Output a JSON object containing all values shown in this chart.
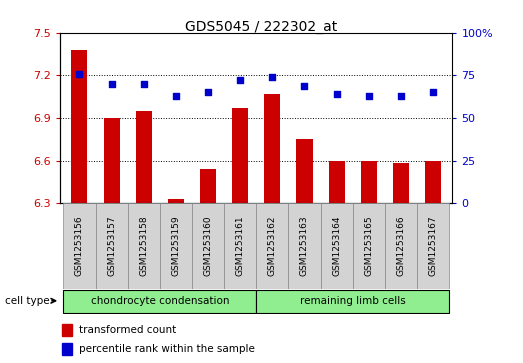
{
  "title": "GDS5045 / 222302_at",
  "samples": [
    "GSM1253156",
    "GSM1253157",
    "GSM1253158",
    "GSM1253159",
    "GSM1253160",
    "GSM1253161",
    "GSM1253162",
    "GSM1253163",
    "GSM1253164",
    "GSM1253165",
    "GSM1253166",
    "GSM1253167"
  ],
  "transformed_count": [
    7.38,
    6.9,
    6.95,
    6.33,
    6.54,
    6.97,
    7.07,
    6.75,
    6.6,
    6.6,
    6.58,
    6.6
  ],
  "percentile_rank": [
    76,
    70,
    70,
    63,
    65,
    72,
    74,
    69,
    64,
    63,
    63,
    65
  ],
  "group1_label": "chondrocyte condensation",
  "group2_label": "remaining limb cells",
  "group1_color": "#90ee90",
  "group2_color": "#90ee90",
  "ylim_left": [
    6.3,
    7.5
  ],
  "ylim_right": [
    0,
    100
  ],
  "yticks_left": [
    6.3,
    6.6,
    6.9,
    7.2,
    7.5
  ],
  "yticks_right": [
    0,
    25,
    50,
    75,
    100
  ],
  "bar_color": "#cc0000",
  "dot_color": "#0000cc",
  "bar_width": 0.5,
  "grid_yticks": [
    6.6,
    6.9,
    7.2
  ],
  "sample_box_color": "#d3d3d3",
  "cell_type_label": "cell type",
  "legend_bar_label": "transformed count",
  "legend_dot_label": "percentile rank within the sample"
}
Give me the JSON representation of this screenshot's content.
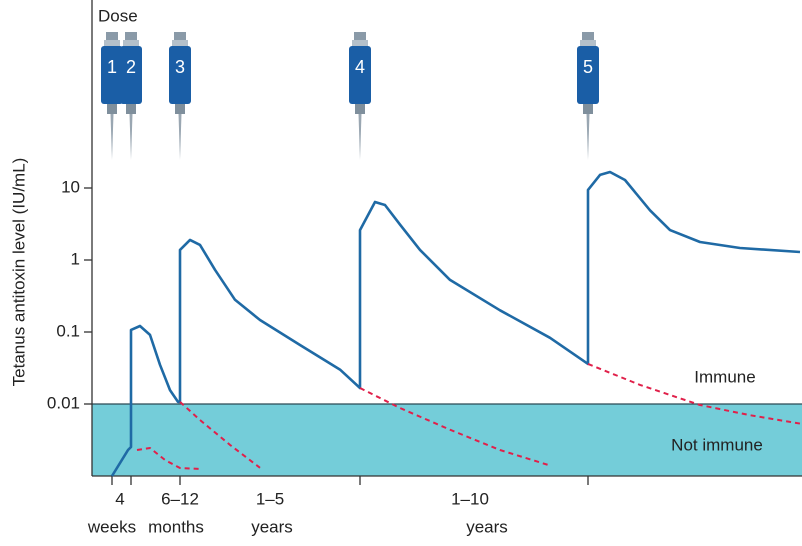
{
  "chart_data": {
    "type": "line",
    "title": "Dose",
    "y_label": "Tetanus antitoxin level (IU/mL)",
    "log_y": true,
    "ylim": [
      0.001,
      1000
    ],
    "yticks": [
      0.01,
      0.1,
      1,
      10
    ],
    "xlim": [
      0,
      710
    ],
    "doses": [
      "1",
      "2",
      "3",
      "4",
      "5"
    ],
    "dose_times": [
      20,
      39,
      88,
      268,
      496
    ],
    "periods": [
      {
        "label": "4",
        "unit": "weeks"
      },
      {
        "label": "6–12",
        "unit": "months"
      },
      {
        "label": "1–5",
        "unit": "years"
      },
      {
        "label": "1–10",
        "unit": "years"
      }
    ],
    "threshold": 0.01,
    "region_color": "#74cdd9",
    "syringe_color": "#1a5ea6",
    "immune_label": "Immune",
    "not_immune_label": "Not immune",
    "series": [
      {
        "color": "#1f6aa5",
        "style": "solid",
        "x": [
          20,
          36,
          39,
          39,
          48,
          58,
          68,
          78,
          86,
          88,
          88,
          98,
          108,
          123,
          143,
          168,
          208,
          248,
          268,
          268,
          283,
          293,
          308,
          328,
          358,
          408,
          458,
          496,
          496,
          508,
          518,
          533,
          558,
          578,
          608,
          648,
          708
        ],
        "values": [
          0.001,
          0.0023,
          0.00253,
          0.107,
          0.121,
          0.091,
          0.035,
          0.0156,
          0.0107,
          0.0107,
          1.38,
          1.9,
          1.62,
          0.73,
          0.28,
          0.147,
          0.066,
          0.03,
          0.0167,
          2.6,
          6.4,
          5.8,
          3.1,
          1.38,
          0.53,
          0.2,
          0.083,
          0.036,
          9.4,
          15.2,
          16.7,
          12.9,
          4.9,
          2.6,
          1.78,
          1.47,
          1.29
        ]
      },
      {
        "color": "#e0204a",
        "style": "dashed",
        "x": [
          45,
          58,
          73,
          88,
          108
        ],
        "values": [
          0.0023,
          0.00245,
          0.00167,
          0.00129,
          0.00125
        ]
      },
      {
        "color": "#e0204a",
        "style": "dashed",
        "x": [
          88,
          108,
          138,
          168
        ],
        "values": [
          0.0107,
          0.006,
          0.0027,
          0.0013
        ]
      },
      {
        "color": "#e0204a",
        "style": "dashed",
        "x": [
          268,
          308,
          358,
          408,
          458
        ],
        "values": [
          0.0167,
          0.0088,
          0.0044,
          0.0023,
          0.0014
        ]
      },
      {
        "color": "#e0204a",
        "style": "dashed",
        "x": [
          496,
          548,
          608,
          658,
          710
        ],
        "values": [
          0.036,
          0.0184,
          0.0097,
          0.007,
          0.0053
        ]
      }
    ]
  }
}
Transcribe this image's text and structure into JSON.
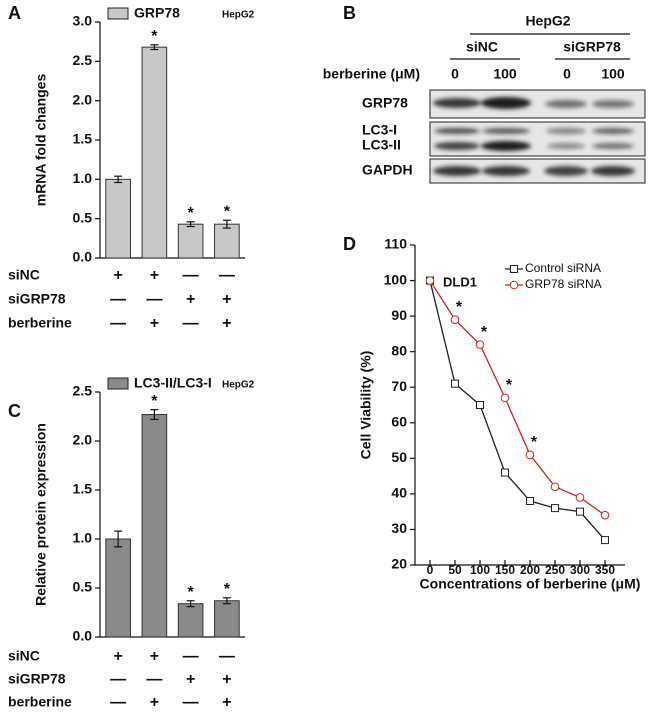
{
  "chart_data": [
    {
      "type": "bar",
      "panel": "A",
      "ylabel": "mRNA fold changes",
      "subtitle": "HepG2",
      "ylim": [
        0,
        3
      ],
      "yticks": [
        {
          "value": 0,
          "label": "0.0"
        },
        0.5,
        {
          "value": 1,
          "label": "1.0"
        },
        1.5,
        {
          "value": 2,
          "label": "2.0"
        },
        2.5,
        {
          "value": 3,
          "label": "3.0"
        }
      ],
      "series": [
        {
          "name": "GRP78",
          "color": "#c8c8c8",
          "values": [
            1.0,
            2.68,
            0.43,
            0.43
          ],
          "errors": [
            0.04,
            0.03,
            0.03,
            0.05
          ]
        }
      ],
      "annotations": [
        {
          "index": 1,
          "text": "*"
        },
        {
          "index": 2,
          "text": "*"
        },
        {
          "index": 3,
          "text": "*"
        }
      ],
      "conditions": [
        {
          "label": "siNC",
          "marks": [
            "+",
            "+",
            "—",
            "—"
          ]
        },
        {
          "label": "siGRP78",
          "marks": [
            "—",
            "—",
            "+",
            "+"
          ]
        },
        {
          "label": "berberine",
          "marks": [
            "—",
            "+",
            "—",
            "+"
          ]
        }
      ]
    },
    {
      "type": "bar",
      "panel": "C",
      "ylabel": "Relative protein expression",
      "subtitle": "HepG2",
      "ylim": [
        0,
        2.5
      ],
      "yticks": [
        {
          "value": 0,
          "label": "0.0"
        },
        0.5,
        {
          "value": 1,
          "label": "1.0"
        },
        1.5,
        {
          "value": 2,
          "label": "2.0"
        },
        2.5
      ],
      "series": [
        {
          "name": "LC3-II/LC3-I",
          "color": "#8a8a8a",
          "values": [
            1.0,
            2.27,
            0.34,
            0.37
          ],
          "errors": [
            0.08,
            0.05,
            0.03,
            0.03
          ]
        }
      ],
      "annotations": [
        {
          "index": 1,
          "text": "*"
        },
        {
          "index": 2,
          "text": "*"
        },
        {
          "index": 3,
          "text": "*"
        }
      ],
      "conditions": [
        {
          "label": "siNC",
          "marks": [
            "+",
            "+",
            "—",
            "—"
          ]
        },
        {
          "label": "siGRP78",
          "marks": [
            "—",
            "—",
            "+",
            "+"
          ]
        },
        {
          "label": "berberine",
          "marks": [
            "—",
            "+",
            "—",
            "+"
          ]
        }
      ]
    },
    {
      "type": "line",
      "panel": "D",
      "title": "DLD1",
      "xlabel": "Concentrations of berberine (μM)",
      "ylabel": "Cell Viability (%)",
      "x": [
        0,
        50,
        100,
        150,
        200,
        250,
        300,
        350
      ],
      "xlim": [
        -30,
        390
      ],
      "xticks": [
        0,
        50,
        100,
        150,
        200,
        250,
        300,
        350
      ],
      "ylim": [
        20,
        110
      ],
      "yticks": [
        20,
        30,
        40,
        50,
        60,
        70,
        80,
        90,
        100,
        110
      ],
      "series": [
        {
          "name": "Control siRNA",
          "color": "#222222",
          "marker": "square",
          "values": [
            100,
            71,
            65,
            46,
            38,
            36,
            35,
            27
          ]
        },
        {
          "name": "GRP78 siRNA",
          "color": "#d42020",
          "marker": "circle",
          "values": [
            100,
            89,
            82,
            67,
            51,
            42,
            39,
            34
          ]
        }
      ],
      "annotations": [
        {
          "series": 1,
          "index": 1,
          "text": "*"
        },
        {
          "series": 1,
          "index": 2,
          "text": "*"
        },
        {
          "series": 1,
          "index": 3,
          "text": "*"
        },
        {
          "series": 1,
          "index": 4,
          "text": "*"
        }
      ]
    }
  ],
  "blot": {
    "panel": "B",
    "cell_line": "HepG2",
    "groups": [
      "siNC",
      "siGRP78"
    ],
    "treatment": "berberine (μM)",
    "doses": [
      "0",
      "100",
      "0",
      "100"
    ],
    "rows": [
      "GRP78",
      "LC3-I",
      "LC3-II",
      "GAPDH"
    ]
  }
}
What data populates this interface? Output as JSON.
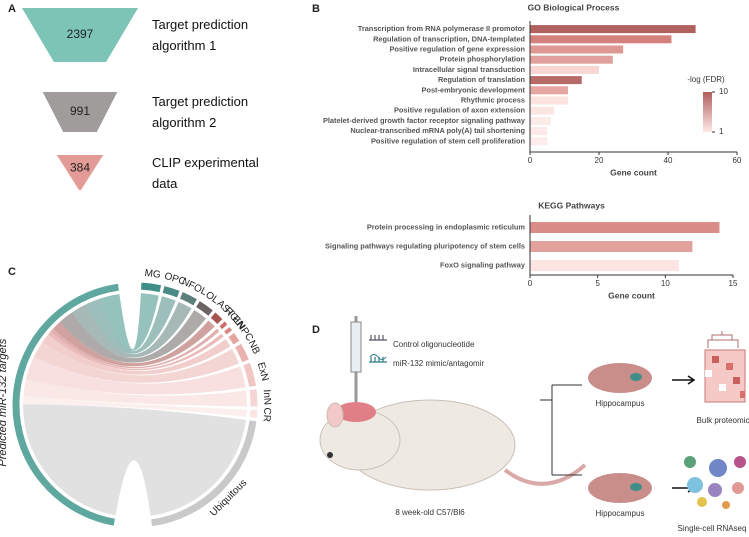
{
  "panel_labels": [
    "A",
    "B",
    "C",
    "D"
  ],
  "chart_data": [
    {
      "type": "funnel",
      "categories": [
        "Target prediction algorithm 1",
        "Target prediction algorithm 2",
        "CLIP experimental data"
      ],
      "values": [
        2397,
        991,
        384
      ],
      "colors": [
        "#7cc4b5",
        "#a09c9b",
        "#e29b96"
      ]
    },
    {
      "type": "hbar",
      "title": "GO Biological Process",
      "xlabel": "Gene count",
      "categories": [
        "Transcription from RNA polymerase II promotor",
        "Regulation of transcription, DNA-templated",
        "Positive regulation of gene expression",
        "Protein phosphorylation",
        "Intracellular signal transduction",
        "Regulation of translation",
        "Post-embryonic development",
        "Rhythmic process",
        "Positive regulation of axon extension",
        "Platelet-derived growth factor receptor signaling pathway",
        "Nuclear-transcribed mRNA poly(A) tail shortening",
        "Positive regulation of stem cell proliferation"
      ],
      "values": [
        48,
        41,
        27,
        24,
        20,
        15,
        11,
        11,
        7,
        6,
        5,
        5
      ],
      "colors": [
        "#b0605f",
        "#d4817e",
        "#dd9893",
        "#e0a09b",
        "#f7d6d3",
        "#b76b68",
        "#e5a6a1",
        "#fbe3e0",
        "#fbe6e3",
        "#fcebe9",
        "#fde9e7",
        "#fdeceb"
      ],
      "xlim": [
        0,
        60
      ],
      "xticks": [
        0,
        20,
        40,
        60
      ],
      "colorbar": {
        "title": "-log (FDR)",
        "range": [
          1,
          10
        ],
        "ticks": [
          10,
          1
        ],
        "colors": [
          "#fde8e6",
          "#b0605f"
        ]
      }
    },
    {
      "type": "hbar",
      "title": "KEGG Pathways",
      "xlabel": "Gene count",
      "categories": [
        "Protein processing in endoplasmic reticulum",
        "Signaling pathways regulating pluripotency of stem cells",
        "FoxO signaling pathway"
      ],
      "values": [
        14,
        12,
        11
      ],
      "colors": [
        "#d98c88",
        "#e2a19d",
        "#fce4e2"
      ],
      "xlim": [
        0,
        15
      ],
      "xticks": [
        0,
        5,
        10,
        15
      ]
    },
    {
      "type": "chord",
      "source": "Predicted miR-132 targets",
      "source_color": "#5fa8a0",
      "categories": [
        "MG",
        "OPC",
        "NFOL",
        "OL",
        "AST",
        "RGL",
        "EN",
        "NPC",
        "NB",
        "ExN",
        "InN",
        "CR",
        "Ubiquitous"
      ],
      "values": [
        25,
        20,
        20,
        20,
        12,
        5,
        5,
        12,
        22,
        30,
        22,
        10,
        200
      ],
      "colors": [
        "#3f8f88",
        "#4a8a84",
        "#5c7f7b",
        "#6b6462",
        "#a85552",
        "#c96e6a",
        "#d98481",
        "#e5a6a2",
        "#eab3af",
        "#f1c7c4",
        "#f5d6d4",
        "#f9e4e2",
        "#c9c9c9"
      ]
    }
  ],
  "diagram": {
    "treatments": [
      "Control oligonucleotide",
      "miR-132 mimic/antagomir"
    ],
    "mouse": "8 week-old C57/Bl6",
    "regions": [
      "Hippocampus",
      "Hippocampus"
    ],
    "outputs": [
      "Bulk proteomics",
      "Single-cell RNAseq"
    ]
  }
}
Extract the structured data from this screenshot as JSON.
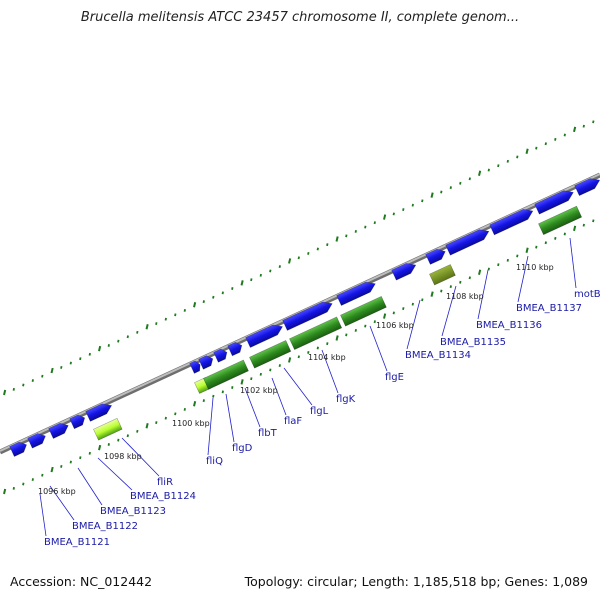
{
  "header": {
    "title": "Brucella melitensis ATCC 23457 chromosome II, complete genom..."
  },
  "footer": {
    "accession": "Accession: NC_012442",
    "summary": "Topology: circular; Length: 1,185,518 bp; Genes: 1,089"
  },
  "kbp_ticks": [
    "1096 kbp",
    "1098 kbp",
    "1100 kbp",
    "1102 kbp",
    "1104 kbp",
    "1106 kbp",
    "1108 kbp",
    "1110 kbp"
  ],
  "gene_labels": [
    "BMEA_B1121",
    "BMEA_B1122",
    "BMEA_B1123",
    "BMEA_B1124",
    "fliR",
    "fliQ",
    "flgD",
    "flbT",
    "flaF",
    "flgL",
    "flgK",
    "flgE",
    "BMEA_B1134",
    "BMEA_B1135",
    "BMEA_B1136",
    "BMEA_B1137",
    "motB"
  ],
  "colors": {
    "backbone": "#9a9a9a",
    "gene_blue": "#1a1ae0",
    "cds_green": "#2e8b1e",
    "cds_olive": "#6f8f1f",
    "cds_lime": "#b8ff30",
    "tick_green": "#1f7a1f",
    "label_blue": "#1a1aa6"
  }
}
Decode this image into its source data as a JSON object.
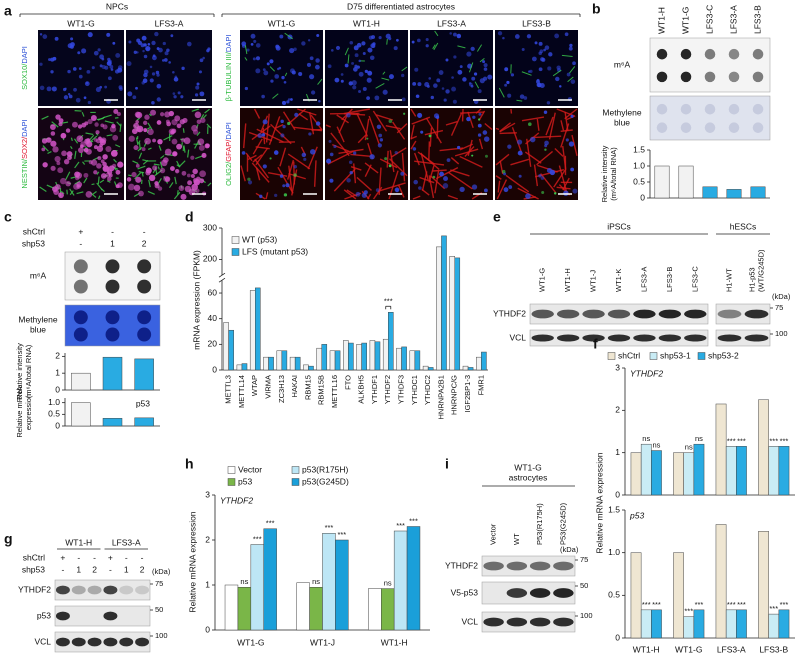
--- --- ---
** WHAT TO WORK ON **
Extract each line from the entries above that contains the string "object".

** OUTPUT FOR THIS TASK **
Output a JSON object containing all values shown in this chart.
Decode this image into its source data as a JSON object.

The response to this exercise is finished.